§ REQUIREMENTS: Tell how many lines contain the word "Achieved". Reply with the number only.

§ EXTRACTED RECORDS:
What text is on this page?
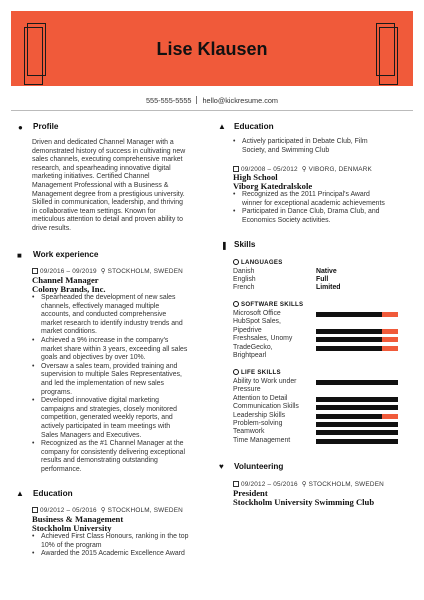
Lise Klausen
555-555-5555 hello@kickresume.com
● Profile
Driven and dedicated Channel Manager with a
demonstrated history of success in cultivating new
sales channels, executing comprehensive market
research, and spearheading innovative digital
marketing initiatives. Certified Channel
Management Professional with a Business &
Management degree from a prestigious university.
Skilled in communication, leadership, and thriving
in collaborative team settings. Known for
meticulous attention to detail and proven ability to
drive results.
■ Work experience
09/2016 – 09/2019 ⚲ STOCKHOLM, SWEDEN
Channel Manager
Colony Brands, Inc.
• Spearheaded the development of new sales
channels, effectively managed multiple
accounts, and conducted comprehensive
market research to identify industry trends and
market conditions.
• Achieved a 9% increase in the company's
market share within 3 years, exceeding all sales
goals and objectives by over 10%.
• Oversaw a sales team, provided training and
supervision to multiple Sales Representatives,
and led the implementation of new sales
programs.
• Developed innovative digital marketing
campaigns and strategies, closely monitored
competition, generated weekly reports, and
actively participated in team meetings with
Sales Managers and Executives.
• Recognized as the #1 Channel Manager at the
company for consistently delivering exceptional
results and demonstrating outstanding
performance.
▲ Education
09/2012 – 05/2016 ⚲ STOCKHOLM, SWEDEN
Business & Management
Stockholm University
• Achieved First Class Honours, ranking in the top
10% of the program
• Awarded the 2015 Academic Excellence Award
▲ Education
• Actively participated in Debate Club, Film
Society, and Swimming Club
09/2008 – 05/2012 ⚲ VIBORG, DENMARK
High School
Viborg Katedralskole
• Recognized as the 2011 Principal's Award
winner for exceptional academic achievements
• Participated in Dance Club, Drama Club, and
Economics Society activities.
❚ Skills
LANGUAGES
Danish	Native
English	Full
French	Limited
SOFTWARE SKILLS
Microsoft Office
HubSpot Sales,
Pipedrive
Freshsales, Unomy
TradeGecko,
Brightpearl
LIFE SKILLS
Ability to Work under
Pressure
Attention to Detail
Communication Skills
Leadership Skills
Problem-solving
Teamwork
Time Management
♥ Volunteering
09/2012 – 05/2016 ⚲ STOCKHOLM, SWEDEN
President
Stockholm University Swimming Club
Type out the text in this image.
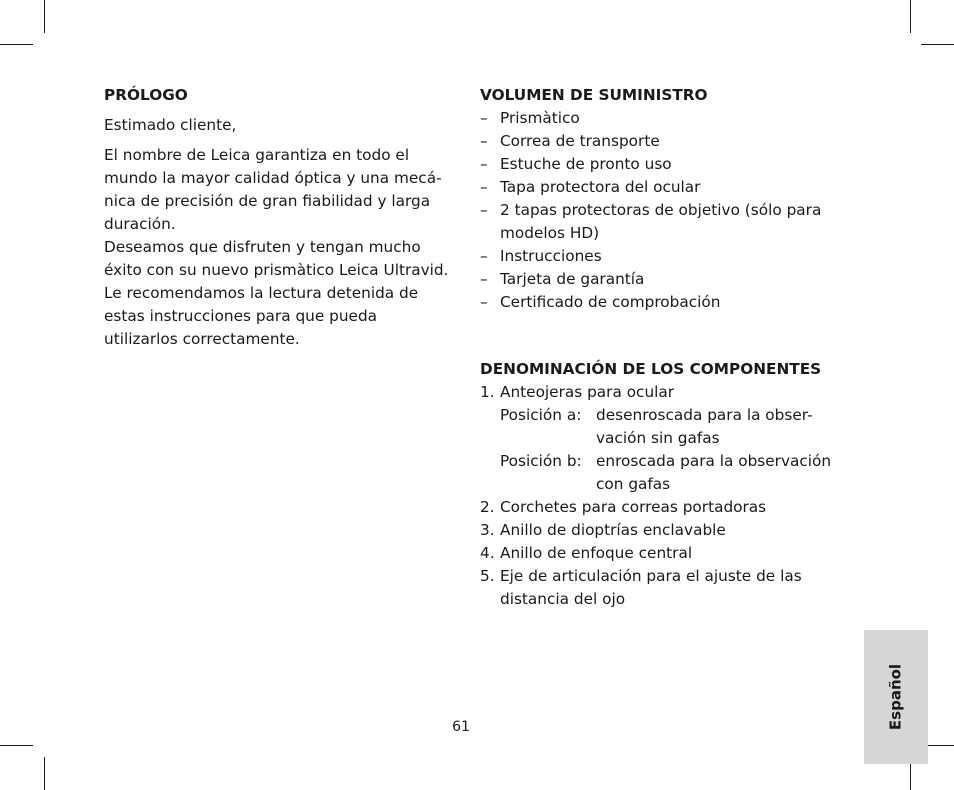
PRÓLOGO

Estimado cliente,

El nombre de Leica garantiza en todo el mundo la mayor calidad óptica y una mecá-nica de precisión de gran fiabilidad y larga duración.

Deseamos que disfruten y tengan mucho éxito con su nuevo prismàtico Leica Ultravid.

Le recomendamos la lectura detenida de estas instrucciones para que pueda utilizarlos correctamente.

VOLUMEN DE SUMINISTRO
– Prismàtico
– Correa de transporte
– Estuche de pronto uso
– Tapa protectora del ocular
– 2 tapas protectoras de objetivo (sólo para modelos HD)
– Instrucciones
– Tarjeta de garantía
– Certificado de comprobación
DENOMINACIÓN DE LOS COMPONENTES
1. Anteojeras para ocular
Posición a: desenroscada para la obser-vación sin gafas
Posición b: enroscada para la observación con gafas
2. Corchetes para correas portadoras
3. Anillo de dioptrías enclavable
4. Anillo de enfoque central
5. Eje de articulación para el ajuste de las distancia del ojo
61	Español
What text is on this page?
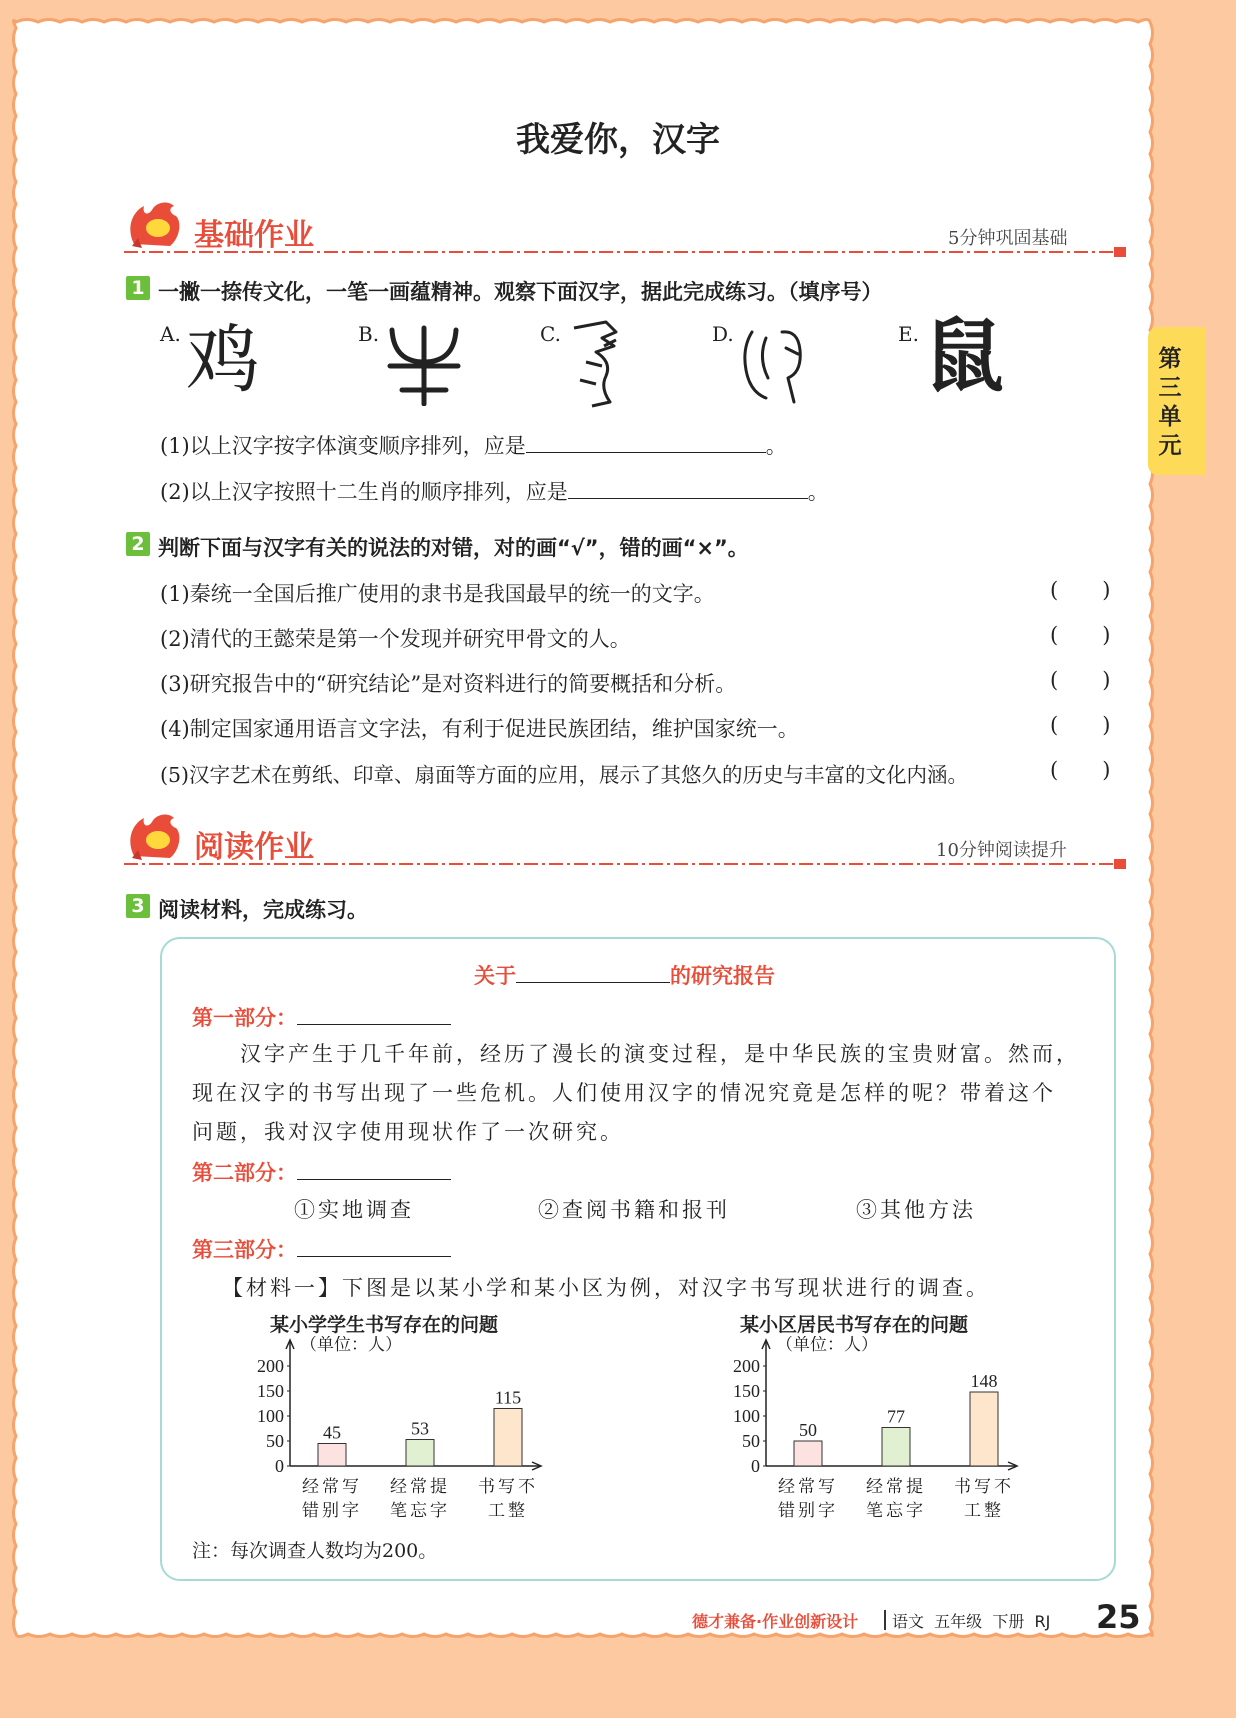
我爱你，汉字
第三单元
基础作业	5分钟巩固基础
1 一撇一捺传文化，一笔一画蕴精神。观察下面汉字，据此完成练习。（填序号）
A. 鸡	B.	C.	D.	E. 鼠
(1)以上汉字按字体演变顺序排列，应是	。
(2)以上汉字按照十二生肖的顺序排列，应是	。
2 判断下面与汉字有关的说法的对错，对的画“√”，错的画“×”。
(1)秦统一全国后推广使用的隶书是我国最早的统一的文字。
(2)清代的王懿荣是第一个发现并研究甲骨文的人。
(3)研究报告中的“研究结论”是对资料进行的简要概括和分析。
(4)制定国家通用语言文字法，有利于促进民族团结，维护国家统一。
(5)汉字艺术在剪纸、印章、扇面等方面的应用，展示了其悠久的历史与丰富的文化内涵。
( )
( )
( )
( )
( )
阅读作业	10分钟阅读提升
3 阅读材料，完成练习。
关于	的研究报告
第一部分：
汉字产生于几千年前，经历了漫长的演变过程，是中华民族的宝贵财富。然而，
现在汉字的书写出现了一些危机。人们使用汉字的情况究竟是怎样的呢？带着这个
问题，我对汉字使用现状作了一次研究。
第二部分：
①实地调查	②查阅书籍和报刊	③其他方法
第三部分：
【材料一】下图是以某小学和某小区为例，对汉字书写现状进行的调查。
某小学学生书写存在的问题	某小区居民书写存在的问题
（单位：人）
0
50
100
150
200
45
经常写
错别字
53
经常提
笔忘字
115
书写不
工整
（单位：人）
0
50
100
150
200
50
经常写
错别字
77
经常提
笔忘字
148
书写不
工整
注：每次调查人数均为200。
德才兼备·作业创新设计 语文  五年级  下册  RJ 25
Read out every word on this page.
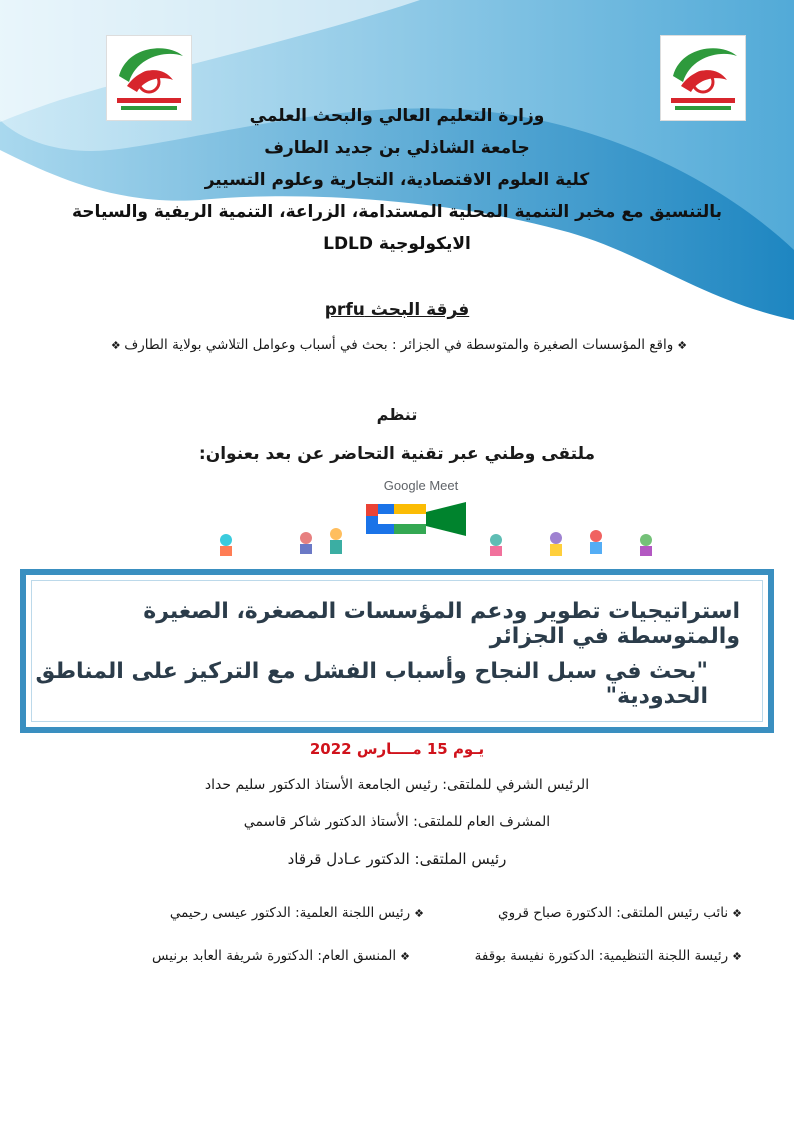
وزارة التعليم العالي والبحث العلمي
جامعة الشاذلي بن جديد الطارف
كلية العلوم الاقتصادية، التجارية وعلوم التسيير
بالتنسيق مع مخبر التنمية المحلية المستدامة، الزراعة، التنمية الريفية والسياحة
الايكولوجية LDLD
فرقة البحث prfu
❖واقع المؤسسات الصغيرة والمتوسطة في الجزائر : بحث في أسباب وعوامل التلاشي بولاية الطارف ❖
تنظم
ملتقى وطني عبر تقنية التحاضر عن بعد بعنوان:
Google Meet
استراتيجيات تطوير ودعم المؤسسات المصغرة، الصغيرة والمتوسطة في الجزائر
"بحث في سبل النجاح وأسباب الفشل مع التركيز على المناطق الحدودية"
يـوم 15 مــــارس 2022
الرئيس الشرفي للملتقى: رئيس الجامعة الأستاذ الدكتور سليم حداد
المشرف العام للملتقى: الأستاذ الدكتور شاكر قاسمي
رئيس الملتقى: الدكتور عـادل قرقاد
❖نائب رئيس الملتقى: الدكتورة صباح قروي
❖رئيس اللجنة العلمية: الدكتور عيسى رحيمي
❖رئيسة اللجنة التنظيمية: الدكتورة نفيسة بوقفة
❖المنسق العام: الدكتورة شريفة العابد برنيس
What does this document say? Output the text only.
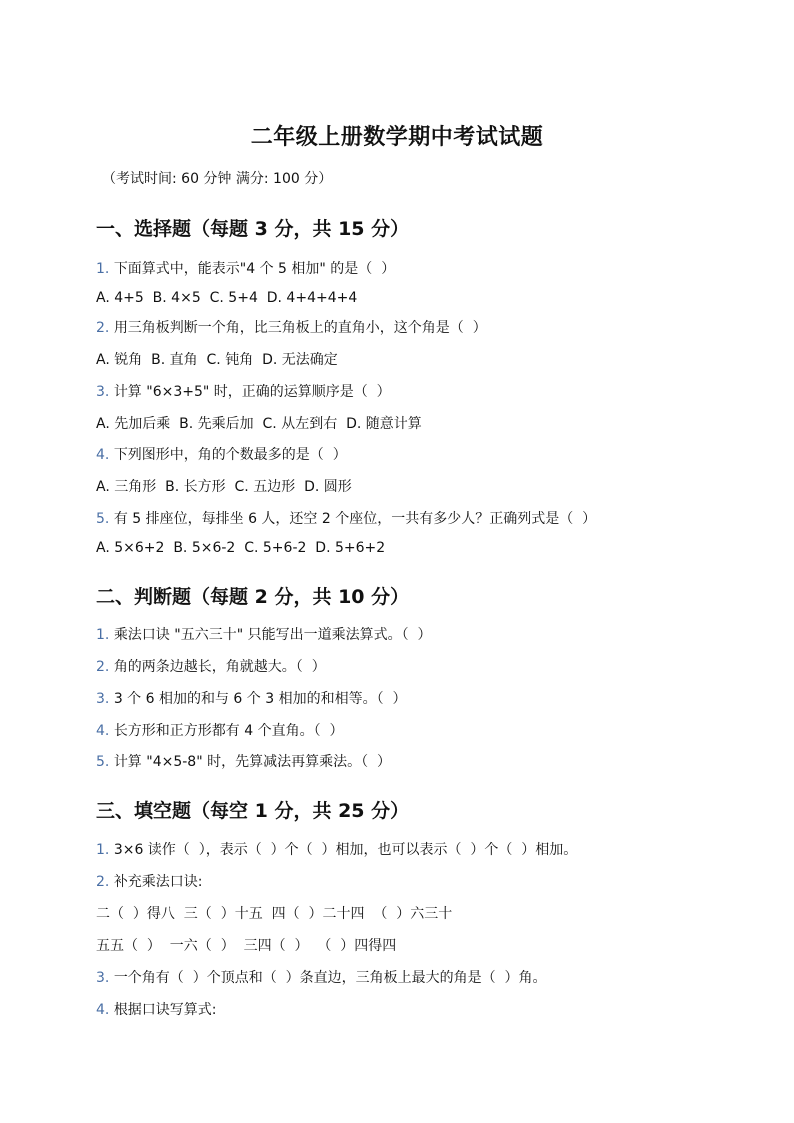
二年级上册数学期中考试试题
（考试时间: 60 分钟 满分: 100 分）
一、选择题（每题 3 分，共 15 分）
1. 下面算式中，能表示"4 个 5 相加" 的是（  ）
A. 4+5  B. 4×5  C. 5+4  D. 4+4+4+4
2. 用三角板判断一个角，比三角板上的直角小，这个角是（  ）
A. 锐角  B. 直角  C. 钝角  D. 无法确定
3. 计算 "6×3+5" 时，正确的运算顺序是（  ）
A. 先加后乘  B. 先乘后加  C. 从左到右  D. 随意计算
4. 下列图形中，角的个数最多的是（  ）
A. 三角形  B. 长方形  C. 五边形  D. 圆形
5. 有 5 排座位，每排坐 6 人，还空 2 个座位，一共有多少人？正确列式是（  ）
A. 5×6+2  B. 5×6-2  C. 5+6-2  D. 5+6+2
二、判断题（每题 2 分，共 10 分）
1. 乘法口诀 "五六三十" 只能写出一道乘法算式。（  ）
2. 角的两条边越长，角就越大。（  ）
3. 3 个 6 相加的和与 6 个 3 相加的和相等。（  ）
4. 长方形和正方形都有 4 个直角。（  ）
5. 计算 "4×5-8" 时，先算减法再算乘法。（  ）
三、填空题（每空 1 分，共 25 分）
1. 3×6 读作（  ），表示（  ）个（  ）相加，也可以表示（  ）个（  ）相加。
2. 补充乘法口诀:
二（  ）得八  三（  ）十五  四（  ）二十四  （  ）六三十
五五（  ）  一六（  ）  三四（  ）  （  ）四得四
3. 一个角有（  ）个顶点和（  ）条直边，三角板上最大的角是（  ）角。
4. 根据口诀写算式:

§ WORKED SOLUTION: 2